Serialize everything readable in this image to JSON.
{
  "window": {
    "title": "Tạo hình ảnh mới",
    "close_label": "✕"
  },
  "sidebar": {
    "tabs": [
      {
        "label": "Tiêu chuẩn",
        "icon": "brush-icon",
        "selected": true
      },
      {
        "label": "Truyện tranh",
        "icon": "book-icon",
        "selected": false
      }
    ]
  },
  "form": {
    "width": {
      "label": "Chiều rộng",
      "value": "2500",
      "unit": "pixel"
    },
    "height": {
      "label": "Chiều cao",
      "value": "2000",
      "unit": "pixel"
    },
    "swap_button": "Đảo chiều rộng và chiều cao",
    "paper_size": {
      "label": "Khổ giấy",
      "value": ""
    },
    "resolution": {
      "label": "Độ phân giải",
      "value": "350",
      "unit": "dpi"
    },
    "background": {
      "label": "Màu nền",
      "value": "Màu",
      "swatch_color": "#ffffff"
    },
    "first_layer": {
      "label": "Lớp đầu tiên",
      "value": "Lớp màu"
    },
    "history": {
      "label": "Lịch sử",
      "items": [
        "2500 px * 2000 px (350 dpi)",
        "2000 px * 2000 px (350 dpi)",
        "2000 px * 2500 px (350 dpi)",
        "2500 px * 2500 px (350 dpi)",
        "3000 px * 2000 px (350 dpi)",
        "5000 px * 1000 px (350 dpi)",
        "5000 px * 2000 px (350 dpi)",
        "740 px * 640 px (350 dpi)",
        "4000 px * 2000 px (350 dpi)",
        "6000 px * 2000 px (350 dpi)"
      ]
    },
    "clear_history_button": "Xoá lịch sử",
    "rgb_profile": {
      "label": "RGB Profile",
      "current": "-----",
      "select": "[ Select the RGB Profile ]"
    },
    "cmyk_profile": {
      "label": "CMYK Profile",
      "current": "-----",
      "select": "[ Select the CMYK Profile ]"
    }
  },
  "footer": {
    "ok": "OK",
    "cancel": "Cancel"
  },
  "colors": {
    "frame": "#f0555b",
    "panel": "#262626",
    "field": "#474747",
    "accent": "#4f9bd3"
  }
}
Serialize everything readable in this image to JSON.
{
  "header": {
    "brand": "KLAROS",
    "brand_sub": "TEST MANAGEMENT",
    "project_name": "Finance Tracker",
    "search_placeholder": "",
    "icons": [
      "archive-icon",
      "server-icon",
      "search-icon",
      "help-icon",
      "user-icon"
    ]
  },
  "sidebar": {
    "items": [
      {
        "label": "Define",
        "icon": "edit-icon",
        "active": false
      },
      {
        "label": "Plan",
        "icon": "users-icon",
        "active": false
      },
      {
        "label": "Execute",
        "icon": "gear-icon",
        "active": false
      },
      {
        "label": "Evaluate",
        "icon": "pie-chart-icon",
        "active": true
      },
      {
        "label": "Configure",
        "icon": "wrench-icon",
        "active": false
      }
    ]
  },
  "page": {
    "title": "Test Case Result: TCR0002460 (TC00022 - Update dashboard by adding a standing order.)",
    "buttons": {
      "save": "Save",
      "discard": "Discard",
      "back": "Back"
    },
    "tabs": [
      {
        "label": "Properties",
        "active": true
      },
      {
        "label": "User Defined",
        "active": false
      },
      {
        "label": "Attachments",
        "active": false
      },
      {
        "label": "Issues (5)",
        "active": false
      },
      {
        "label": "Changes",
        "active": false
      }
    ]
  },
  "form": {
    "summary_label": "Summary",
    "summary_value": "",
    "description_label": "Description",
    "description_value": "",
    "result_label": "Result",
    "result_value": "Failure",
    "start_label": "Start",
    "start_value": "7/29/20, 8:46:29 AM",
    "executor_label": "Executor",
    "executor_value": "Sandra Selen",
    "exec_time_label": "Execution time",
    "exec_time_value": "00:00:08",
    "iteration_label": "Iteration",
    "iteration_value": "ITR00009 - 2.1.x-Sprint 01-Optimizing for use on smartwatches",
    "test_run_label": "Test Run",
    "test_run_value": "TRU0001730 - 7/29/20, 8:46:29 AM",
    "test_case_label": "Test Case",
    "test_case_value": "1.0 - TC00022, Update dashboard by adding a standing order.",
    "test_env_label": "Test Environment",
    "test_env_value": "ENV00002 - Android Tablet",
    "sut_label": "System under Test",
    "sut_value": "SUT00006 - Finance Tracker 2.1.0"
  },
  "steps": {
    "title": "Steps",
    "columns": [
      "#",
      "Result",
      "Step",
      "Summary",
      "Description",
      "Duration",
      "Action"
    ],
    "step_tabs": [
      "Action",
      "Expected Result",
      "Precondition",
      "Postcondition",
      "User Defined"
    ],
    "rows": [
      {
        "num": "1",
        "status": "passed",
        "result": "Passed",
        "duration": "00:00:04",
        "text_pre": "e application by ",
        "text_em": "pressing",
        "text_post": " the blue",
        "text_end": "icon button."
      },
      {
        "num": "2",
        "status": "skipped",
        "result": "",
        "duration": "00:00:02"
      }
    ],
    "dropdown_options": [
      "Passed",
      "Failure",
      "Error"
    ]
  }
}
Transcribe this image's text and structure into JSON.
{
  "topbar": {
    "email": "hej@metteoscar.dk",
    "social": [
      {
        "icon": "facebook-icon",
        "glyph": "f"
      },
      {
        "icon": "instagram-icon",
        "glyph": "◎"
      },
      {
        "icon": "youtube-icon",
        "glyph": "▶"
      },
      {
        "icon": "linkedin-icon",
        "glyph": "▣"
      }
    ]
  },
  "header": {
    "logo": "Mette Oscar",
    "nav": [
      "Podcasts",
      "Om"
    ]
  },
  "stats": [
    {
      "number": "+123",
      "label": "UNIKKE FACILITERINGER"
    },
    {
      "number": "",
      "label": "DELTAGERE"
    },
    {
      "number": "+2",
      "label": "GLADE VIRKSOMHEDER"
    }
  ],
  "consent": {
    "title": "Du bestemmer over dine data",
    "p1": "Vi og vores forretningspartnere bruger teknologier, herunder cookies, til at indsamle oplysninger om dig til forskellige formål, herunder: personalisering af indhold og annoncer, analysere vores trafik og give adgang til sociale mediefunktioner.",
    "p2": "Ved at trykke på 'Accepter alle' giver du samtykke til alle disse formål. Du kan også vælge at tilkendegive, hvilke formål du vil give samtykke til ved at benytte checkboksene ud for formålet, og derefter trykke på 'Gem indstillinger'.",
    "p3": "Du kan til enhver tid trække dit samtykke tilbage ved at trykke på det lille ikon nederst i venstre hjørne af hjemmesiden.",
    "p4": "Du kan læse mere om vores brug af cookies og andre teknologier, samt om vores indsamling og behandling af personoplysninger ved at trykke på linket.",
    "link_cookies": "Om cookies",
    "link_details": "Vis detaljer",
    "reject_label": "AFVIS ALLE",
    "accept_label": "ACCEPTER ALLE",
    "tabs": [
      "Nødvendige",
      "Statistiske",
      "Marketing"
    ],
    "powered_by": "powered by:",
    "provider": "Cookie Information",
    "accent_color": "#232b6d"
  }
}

***

- GOAL: Copy each line of the data above without altering a single character.

- FINISHED TASK:
Serialize everything readable in this image to JSON.
{
  "window": {
    "title": "Tạo hình ảnh mới",
    "close_label": "✕"
  },
  "sidebar": {
    "tabs": [
      {
        "label": "Tiêu chuẩn",
        "icon": "brush-icon",
        "selected": true
      },
      {
        "label": "Truyện tranh",
        "icon": "book-icon",
        "selected": false
      }
    ]
  },
  "form": {
    "width": {
      "label": "Chiều rộng",
      "value": "2500",
      "unit": "pixel"
    },
    "height": {
      "label": "Chiều cao",
      "value": "2000",
      "unit": "pixel"
    },
    "swap_button": "Đảo chiều rộng và chiều cao",
    "paper_size": {
      "label": "Khổ giấy",
      "value": ""
    },
    "resolution": {
      "label": "Độ phân giải",
      "value": "350",
      "unit": "dpi"
    },
    "background": {
      "label": "Màu nền",
      "value": "Màu",
      "swatch_color": "#ffffff"
    },
    "first_layer": {
      "label": "Lớp đầu tiên",
      "value": "Lớp màu"
    },
    "history": {
      "label": "Lịch sử",
      "items": [
        "2500 px * 2000 px (350 dpi)",
        "2000 px * 2000 px (350 dpi)",
        "2000 px * 2500 px (350 dpi)",
        "2500 px * 2500 px (350 dpi)",
        "3000 px * 2000 px (350 dpi)",
        "5000 px * 1000 px (350 dpi)",
        "5000 px * 2000 px (350 dpi)",
        "740 px * 640 px (350 dpi)",
        "4000 px * 2000 px (350 dpi)",
        "6000 px * 2000 px (350 dpi)"
      ]
    },
    "clear_history_button": "Xoá lịch sử",
    "rgb_profile": {
      "label": "RGB Profile",
      "current": "-----",
      "select": "[ Select the RGB Profile ]"
    },
    "cmyk_profile": {
      "label": "CMYK Profile",
      "current": "-----",
      "select": "[ Select the CMYK Profile ]"
    }
  },
  "footer": {
    "ok": "OK",
    "cancel": "Cancel"
  },
  "colors": {
    "frame": "#f0555b",
    "panel": "#262626",
    "field": "#474747",
    "accent": "#4f9bd3"
  }
}
Serialize everything readable in this image to JSON.
{
  "header": {
    "brand": "KLAROS",
    "brand_sub": "TEST MANAGEMENT",
    "project_name": "Finance Tracker",
    "search_placeholder": "",
    "icons": [
      "archive-icon",
      "server-icon",
      "search-icon",
      "help-icon",
      "user-icon"
    ]
  },
  "sidebar": {
    "items": [
      {
        "label": "Define",
        "icon": "edit-icon",
        "active": false
      },
      {
        "label": "Plan",
        "icon": "users-icon",
        "active": false
      },
      {
        "label": "Execute",
        "icon": "gear-icon",
        "active": false
      },
      {
        "label": "Evaluate",
        "icon": "pie-chart-icon",
        "active": true
      },
      {
        "label": "Configure",
        "icon": "wrench-icon",
        "active": false
      }
    ]
  },
  "page": {
    "title": "Test Case Result: TCR0002460 (TC00022 - Update dashboard by adding a standing order.)",
    "buttons": {
      "save": "Save",
      "discard": "Discard",
      "back": "Back"
    },
    "tabs": [
      {
        "label": "Properties",
        "active": true
      },
      {
        "label": "User Defined",
        "active": false
      },
      {
        "label": "Attachments",
        "active": false
      },
      {
        "label": "Issues (5)",
        "active": false
      },
      {
        "label": "Changes",
        "active": false
      }
    ]
  },
  "form": {
    "summary_label": "Summary",
    "summary_value": "",
    "description_label": "Description",
    "description_value": "",
    "result_label": "Result",
    "result_value": "Failure",
    "start_label": "Start",
    "start_value": "7/29/20, 8:46:29 AM",
    "executor_label": "Executor",
    "executor_value": "Sandra Selen",
    "exec_time_label": "Execution time",
    "exec_time_value": "00:00:08",
    "iteration_label": "Iteration",
    "iteration_value": "ITR00009 - 2.1.x-Sprint 01-Optimizing for use on smartwatches",
    "test_run_label": "Test Run",
    "test_run_value": "TRU0001730 - 7/29/20, 8:46:29 AM",
    "test_case_label": "Test Case",
    "test_case_value": "1.0 - TC00022, Update dashboard by adding a standing order.",
    "test_env_label": "Test Environment",
    "test_env_value": "ENV00002 - Android Tablet",
    "sut_label": "System under Test",
    "sut_value": "SUT00006 - Finance Tracker 2.1.0"
  },
  "steps": {
    "title": "Steps",
    "columns": [
      "#",
      "Result",
      "Step",
      "Summary",
      "Description",
      "Duration",
      "Action"
    ],
    "step_tabs": [
      "Action",
      "Expected Result",
      "Precondition",
      "Postcondition",
      "User Defined"
    ],
    "rows": [
      {
        "num": "1",
        "status": "passed",
        "result": "Passed",
        "duration": "00:00:04",
        "text_pre": "e application by ",
        "text_em": "pressing",
        "text_post": " the blue",
        "text_end": "icon button."
      },
      {
        "num": "2",
        "status": "skipped",
        "result": "",
        "duration": "00:00:02"
      }
    ],
    "dropdown_options": [
      "Passed",
      "Failure",
      "Error"
    ]
  }
}
Transcribe this image's text and structure into JSON.
{
  "topbar": {
    "email": "hej@metteoscar.dk",
    "social": [
      {
        "icon": "facebook-icon",
        "glyph": "f"
      },
      {
        "icon": "instagram-icon",
        "glyph": "◎"
      },
      {
        "icon": "youtube-icon",
        "glyph": "▶"
      },
      {
        "icon": "linkedin-icon",
        "glyph": "▣"
      }
    ]
  },
  "header": {
    "logo": "Mette Oscar",
    "nav": [
      "Podcasts",
      "Om"
    ]
  },
  "stats": [
    {
      "number": "+123",
      "label": "UNIKKE FACILITERINGER"
    },
    {
      "number": "",
      "label": "DELTAGERE"
    },
    {
      "number": "+2",
      "label": "GLADE VIRKSOMHEDER"
    }
  ],
  "consent": {
    "title": "Du bestemmer over dine data",
    "p1": "Vi og vores forretningspartnere bruger teknologier, herunder cookies, til at indsamle oplysninger om dig til forskellige formål, herunder: personalisering af indhold og annoncer, analysere vores trafik og give adgang til sociale mediefunktioner.",
    "p2": "Ved at trykke på 'Accepter alle' giver du samtykke til alle disse formål. Du kan også vælge at tilkendegive, hvilke formål du vil give samtykke til ved at benytte checkboksene ud for formålet, og derefter trykke på 'Gem indstillinger'.",
    "p3": "Du kan til enhver tid trække dit samtykke tilbage ved at trykke på det lille ikon nederst i venstre hjørne af hjemmesiden.",
    "p4": "Du kan læse mere om vores brug af cookies og andre teknologier, samt om vores indsamling og behandling af personoplysninger ved at trykke på linket.",
    "link_cookies": "Om cookies",
    "link_details": "Vis detaljer",
    "reject_label": "AFVIS ALLE",
    "accept_label": "ACCEPTER ALLE",
    "tabs": [
      "Nødvendige",
      "Statistiske",
      "Marketing"
    ],
    "powered_by": "powered by:",
    "provider": "Cookie Information",
    "accent_color": "#232b6d"
  }
}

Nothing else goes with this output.